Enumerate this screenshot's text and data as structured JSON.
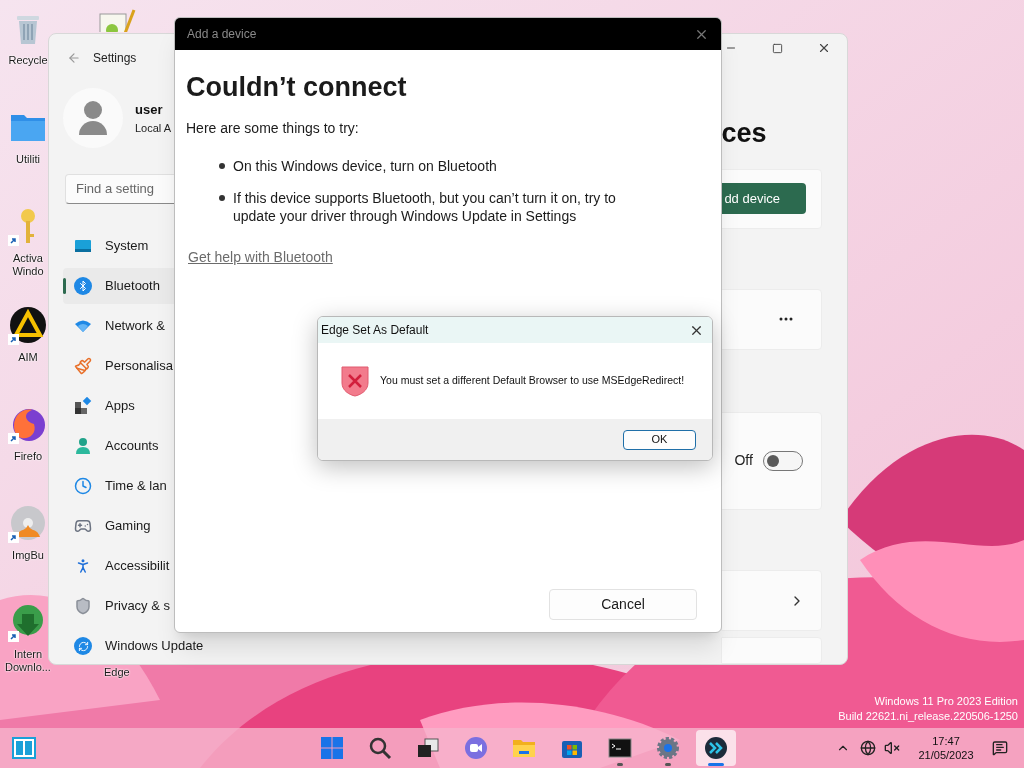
{
  "desktop": {
    "icons": [
      {
        "kind": "recycle-bin",
        "label": [
          "Recycle"
        ],
        "shortcut": false
      },
      {
        "kind": "folder",
        "label": [
          "Utiliti"
        ],
        "shortcut": false
      },
      {
        "kind": "key",
        "label": [
          "Activa",
          "Windo"
        ],
        "shortcut": true
      },
      {
        "kind": "triangle",
        "label": [
          "AIM"
        ],
        "shortcut": true
      },
      {
        "kind": "flame-globe",
        "label": [
          "Firefo"
        ],
        "shortcut": true
      },
      {
        "kind": "disc",
        "label": [
          "ImgBu"
        ],
        "shortcut": true
      },
      {
        "kind": "globe-arrow",
        "label": [
          "Intern",
          "Downlo..."
        ],
        "shortcut": true
      }
    ],
    "top_icon": {
      "kind": "notepad"
    },
    "bottom_label": "Edge",
    "edition": [
      "Windows 11 Pro 2023 Edition",
      "Build 22621.ni_release.220506-1250"
    ]
  },
  "settings": {
    "title": "Settings",
    "user": {
      "name": "user",
      "account": "Local A"
    },
    "search": {
      "placeholder": "Find a setting"
    },
    "nav": [
      {
        "kind": "system",
        "label": "System",
        "selected": false
      },
      {
        "kind": "bluetooth",
        "label": "Bluetooth",
        "selected": true
      },
      {
        "kind": "network",
        "label": "Network &",
        "selected": false
      },
      {
        "kind": "personalisation",
        "label": "Personalisa",
        "selected": false
      },
      {
        "kind": "apps",
        "label": "Apps",
        "selected": false
      },
      {
        "kind": "accounts",
        "label": "Accounts",
        "selected": false
      },
      {
        "kind": "time",
        "label": "Time & lan",
        "selected": false
      },
      {
        "kind": "gaming",
        "label": "Gaming",
        "selected": false
      },
      {
        "kind": "accessibility",
        "label": "Accessibilit",
        "selected": false
      },
      {
        "kind": "privacy",
        "label": "Privacy & s",
        "selected": false
      },
      {
        "kind": "update",
        "label": "Windows Update",
        "selected": false
      }
    ],
    "heading": "ces",
    "add_button": "dd device",
    "toggle": {
      "label": "Off",
      "on": false
    }
  },
  "add_device": {
    "title": "Add a device",
    "heading": "Couldn’t connect",
    "intro": "Here are some things to try:",
    "tips": [
      "On this Windows device, turn on Bluetooth",
      "If this device supports Bluetooth, but you can’t turn it on, try to update your driver through Windows Update in Settings"
    ],
    "link": "Get help with Bluetooth",
    "cancel": "Cancel"
  },
  "message_box": {
    "title": "Edge Set As Default",
    "message": "You must set a different Default Browser to use MSEdgeRedirect!",
    "ok": "OK"
  },
  "taskbar": {
    "apps": [
      {
        "kind": "start",
        "running": false,
        "selected": false
      },
      {
        "kind": "search",
        "running": false,
        "selected": false
      },
      {
        "kind": "task-view",
        "running": false,
        "selected": false
      },
      {
        "kind": "chat",
        "running": false,
        "selected": false
      },
      {
        "kind": "explorer",
        "running": false,
        "selected": false
      },
      {
        "kind": "store",
        "running": false,
        "selected": false
      },
      {
        "kind": "terminal",
        "running": true,
        "selected": false
      },
      {
        "kind": "settings",
        "running": true,
        "selected": false
      },
      {
        "kind": "redirect",
        "running": true,
        "selected": true
      }
    ],
    "time": "17:47",
    "date": "21/05/2023"
  }
}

===

Instruction: Retype all of the entries exactly as written, leaving out any images.

Result for this task:
Enumerate this screenshot's text and data as structured JSON.
{
  "desktop": {
    "icons": [
      {
        "kind": "recycle-bin",
        "label": [
          "Recycle"
        ],
        "shortcut": false
      },
      {
        "kind": "folder",
        "label": [
          "Utiliti"
        ],
        "shortcut": false
      },
      {
        "kind": "key",
        "label": [
          "Activa",
          "Windo"
        ],
        "shortcut": true
      },
      {
        "kind": "triangle",
        "label": [
          "AIM"
        ],
        "shortcut": true
      },
      {
        "kind": "flame-globe",
        "label": [
          "Firefo"
        ],
        "shortcut": true
      },
      {
        "kind": "disc",
        "label": [
          "ImgBu"
        ],
        "shortcut": true
      },
      {
        "kind": "globe-arrow",
        "label": [
          "Intern",
          "Downlo..."
        ],
        "shortcut": true
      }
    ],
    "top_icon": {
      "kind": "notepad"
    },
    "bottom_label": "Edge",
    "edition": [
      "Windows 11 Pro 2023 Edition",
      "Build 22621.ni_release.220506-1250"
    ]
  },
  "settings": {
    "title": "Settings",
    "user": {
      "name": "user",
      "account": "Local A"
    },
    "search": {
      "placeholder": "Find a setting"
    },
    "nav": [
      {
        "kind": "system",
        "label": "System",
        "selected": false
      },
      {
        "kind": "bluetooth",
        "label": "Bluetooth",
        "selected": true
      },
      {
        "kind": "network",
        "label": "Network &",
        "selected": false
      },
      {
        "kind": "personalisation",
        "label": "Personalisa",
        "selected": false
      },
      {
        "kind": "apps",
        "label": "Apps",
        "selected": false
      },
      {
        "kind": "accounts",
        "label": "Accounts",
        "selected": false
      },
      {
        "kind": "time",
        "label": "Time & lan",
        "selected": false
      },
      {
        "kind": "gaming",
        "label": "Gaming",
        "selected": false
      },
      {
        "kind": "accessibility",
        "label": "Accessibilit",
        "selected": false
      },
      {
        "kind": "privacy",
        "label": "Privacy & s",
        "selected": false
      },
      {
        "kind": "update",
        "label": "Windows Update",
        "selected": false
      }
    ],
    "heading": "ces",
    "add_button": "dd device",
    "toggle": {
      "label": "Off",
      "on": false
    }
  },
  "add_device": {
    "title": "Add a device",
    "heading": "Couldn’t connect",
    "intro": "Here are some things to try:",
    "tips": [
      "On this Windows device, turn on Bluetooth",
      "If this device supports Bluetooth, but you can’t turn it on, try to update your driver through Windows Update in Settings"
    ],
    "link": "Get help with Bluetooth",
    "cancel": "Cancel"
  },
  "message_box": {
    "title": "Edge Set As Default",
    "message": "You must set a different Default Browser to use MSEdgeRedirect!",
    "ok": "OK"
  },
  "taskbar": {
    "apps": [
      {
        "kind": "start",
        "running": false,
        "selected": false
      },
      {
        "kind": "search",
        "running": false,
        "selected": false
      },
      {
        "kind": "task-view",
        "running": false,
        "selected": false
      },
      {
        "kind": "chat",
        "running": false,
        "selected": false
      },
      {
        "kind": "explorer",
        "running": false,
        "selected": false
      },
      {
        "kind": "store",
        "running": false,
        "selected": false
      },
      {
        "kind": "terminal",
        "running": true,
        "selected": false
      },
      {
        "kind": "settings",
        "running": true,
        "selected": false
      },
      {
        "kind": "redirect",
        "running": true,
        "selected": true
      }
    ],
    "time": "17:47",
    "date": "21/05/2023"
  }
}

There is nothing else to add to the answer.